*MATERIAL SHOWN*.
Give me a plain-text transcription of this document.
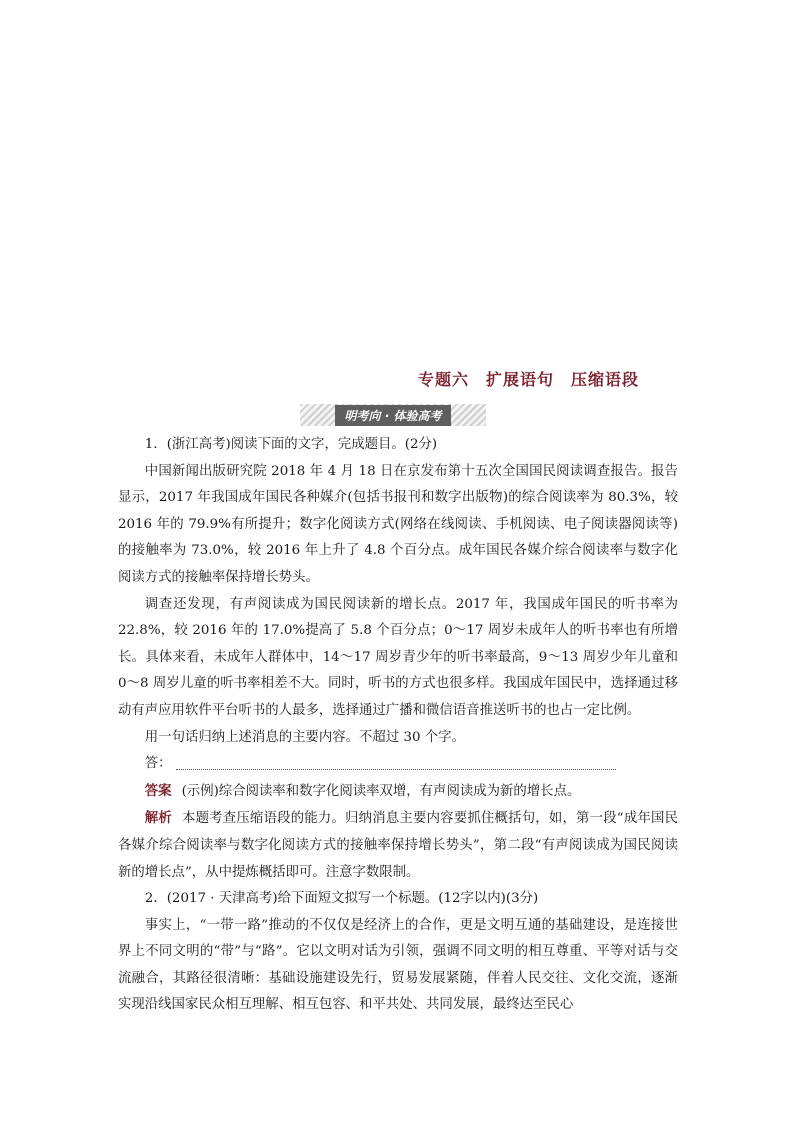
专题六　扩展语句　压缩语段
明考向 · 体验高考

1．(浙江高考)阅读下面的文字，完成题目。(2分)

中国新闻出版研究院 2018 年 4 月 18 日在京发布第十五次全国国民阅读调查报告。报告显示，2017 年我国成年国民各种媒介(包括书报刊和数字出版物)的综合阅读率为 80.3%，较 2016 年的 79.9%有所提升；数字化阅读方式(网络在线阅读、手机阅读、电子阅读器阅读等)的接触率为 73.0%，较 2016 年上升了 4.8 个百分点。成年国民各媒介综合阅读率与数字化阅读方式的接触率保持增长势头。

调查还发现，有声阅读成为国民阅读新的增长点。2017 年，我国成年国民的听书率为 22.8%，较 2016 年的 17.0%提高了 5.8 个百分点；0～17 周岁未成年人的听书率也有所增长。具体来看，未成年人群体中，14～17 周岁青少年的听书率最高，9～13 周岁少年儿童和 0～8 周岁儿童的听书率相差不大。同时，听书的方式也很多样。我国成年国民中，选择通过移动有声应用软件平台听书的人最多，选择通过广播和微信语音推送听书的也占一定比例。

用一句话归纳上述消息的主要内容。不超过 30 个字。

答：

答案 (示例)综合阅读率和数字化阅读率双增，有声阅读成为新的增长点。

解析 本题考查压缩语段的能力。归纳消息主要内容要抓住概括句，如，第一段“成年国民各媒介综合阅读率与数字化阅读方式的接触率保持增长势头”，第二段“有声阅读成为国民阅读新的增长点”，从中提炼概括即可。注意字数限制。

2．(2017 · 天津高考)给下面短文拟写一个标题。(12字以内)(3分)

事实上，“一带一路”推动的不仅仅是经济上的合作，更是文明互通的基础建设，是连接世界上不同文明的“带”与“路”。它以文明对话为引领，强调不同文明的相互尊重、平等对话与交流融合，其路径很清晰：基础设施建设先行，贸易发展紧随，伴着人民交往、文化交流，逐渐实现沿线国家民众相互理解、相互包容、和平共处、共同发展，最终达至民心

*WORK TO COMPLETE*.
Extract lines where the string "成年国民各媒介综合阅读率与数字化阅读方式的接触率保持增长势头" occurs.

*OUTPUT FOR THIS EXERCISE*.
中国新闻出版研究院 2018 年 4 月 18 日在京发布第十五次全国国民阅读调查报告。报告显示，2017 年我国成年国民各种媒介(包括书报刊和数字出版物)的综合阅读率为 80.3%，较 2016 年的 79.9%有所提升；数字化阅读方式(网络在线阅读、手机阅读、电子阅读器阅读等)的接触率为 73.0%，较 2016 年上升了 4.8 个百分点。成年国民各媒介综合阅读率与数字化阅读方式的接触率保持增长势头。
解析 本题考查压缩语段的能力。归纳消息主要内容要抓住概括句，如，第一段“成年国民各媒介综合阅读率与数字化阅读方式的接触率保持增长势头”，第二段“有声阅读成为国民阅读新的增长点”，从中提炼概括即可。注意字数限制。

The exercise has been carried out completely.